▶ [TASK INSTRUCTIONS]: Find the string "деформации" in the listing and report every line that has it.

▶ [MATERIAL PROVIDED]:
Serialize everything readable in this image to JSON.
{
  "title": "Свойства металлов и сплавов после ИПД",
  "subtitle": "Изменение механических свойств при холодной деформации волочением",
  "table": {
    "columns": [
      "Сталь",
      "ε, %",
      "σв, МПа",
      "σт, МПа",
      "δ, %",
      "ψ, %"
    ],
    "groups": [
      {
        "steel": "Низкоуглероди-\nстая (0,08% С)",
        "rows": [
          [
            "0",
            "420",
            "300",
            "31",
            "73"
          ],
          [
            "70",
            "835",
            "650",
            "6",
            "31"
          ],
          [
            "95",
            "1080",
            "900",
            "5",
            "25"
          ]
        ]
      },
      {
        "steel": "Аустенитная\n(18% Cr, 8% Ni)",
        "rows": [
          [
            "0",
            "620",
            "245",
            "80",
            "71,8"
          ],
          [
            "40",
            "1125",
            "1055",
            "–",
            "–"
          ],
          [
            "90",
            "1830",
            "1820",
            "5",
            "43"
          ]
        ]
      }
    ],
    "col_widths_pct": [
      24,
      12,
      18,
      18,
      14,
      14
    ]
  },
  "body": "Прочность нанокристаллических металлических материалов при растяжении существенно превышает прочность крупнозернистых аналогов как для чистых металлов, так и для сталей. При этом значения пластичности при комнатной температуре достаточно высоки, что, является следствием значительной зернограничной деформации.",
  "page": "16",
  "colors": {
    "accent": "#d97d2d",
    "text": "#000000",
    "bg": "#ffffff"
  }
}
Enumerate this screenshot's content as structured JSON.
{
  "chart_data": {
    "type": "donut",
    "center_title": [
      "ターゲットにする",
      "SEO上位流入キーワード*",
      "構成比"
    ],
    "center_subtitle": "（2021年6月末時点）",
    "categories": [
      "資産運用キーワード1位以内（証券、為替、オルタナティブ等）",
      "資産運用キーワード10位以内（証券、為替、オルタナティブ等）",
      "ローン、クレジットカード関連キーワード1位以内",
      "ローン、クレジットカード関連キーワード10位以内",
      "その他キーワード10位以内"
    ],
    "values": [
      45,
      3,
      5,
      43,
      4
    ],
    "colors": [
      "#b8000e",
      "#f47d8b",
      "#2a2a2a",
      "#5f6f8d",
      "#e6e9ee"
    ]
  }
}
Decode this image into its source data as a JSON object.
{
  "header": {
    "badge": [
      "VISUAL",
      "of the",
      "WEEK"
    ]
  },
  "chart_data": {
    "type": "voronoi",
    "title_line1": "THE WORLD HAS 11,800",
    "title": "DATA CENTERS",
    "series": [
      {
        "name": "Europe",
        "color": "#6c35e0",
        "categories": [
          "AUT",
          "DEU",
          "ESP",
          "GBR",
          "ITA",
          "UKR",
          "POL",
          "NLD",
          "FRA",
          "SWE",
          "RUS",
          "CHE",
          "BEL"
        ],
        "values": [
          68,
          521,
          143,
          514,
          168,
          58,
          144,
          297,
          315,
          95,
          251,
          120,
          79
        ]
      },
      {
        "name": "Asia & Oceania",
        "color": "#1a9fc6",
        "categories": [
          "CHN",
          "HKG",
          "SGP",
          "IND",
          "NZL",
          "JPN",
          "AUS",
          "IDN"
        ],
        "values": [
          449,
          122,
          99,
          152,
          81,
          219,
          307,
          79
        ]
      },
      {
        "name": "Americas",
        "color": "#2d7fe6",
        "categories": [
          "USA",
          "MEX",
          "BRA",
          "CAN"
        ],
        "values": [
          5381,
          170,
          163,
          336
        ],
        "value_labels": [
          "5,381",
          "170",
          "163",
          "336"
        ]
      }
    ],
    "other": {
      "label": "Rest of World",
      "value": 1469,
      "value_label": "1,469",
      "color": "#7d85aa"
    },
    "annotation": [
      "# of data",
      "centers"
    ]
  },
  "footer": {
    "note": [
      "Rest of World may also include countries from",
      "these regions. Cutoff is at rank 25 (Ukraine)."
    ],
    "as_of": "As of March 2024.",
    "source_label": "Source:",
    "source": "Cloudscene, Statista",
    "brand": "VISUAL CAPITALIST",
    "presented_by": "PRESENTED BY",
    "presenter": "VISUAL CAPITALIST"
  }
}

▶ [COMPLETED TASK]:
  "subtitle": "Изменение механических свойств при холодной деформации волочением",
  "body": "Прочность нанокристаллических металлических материалов при растяжении существенно превышает прочность крупнозернистых аналогов как для чистых металлов, так и для сталей. При этом значения пластичности при комнатной температуре достаточно высоки, что, является следствием значительной зернограничной деформации.",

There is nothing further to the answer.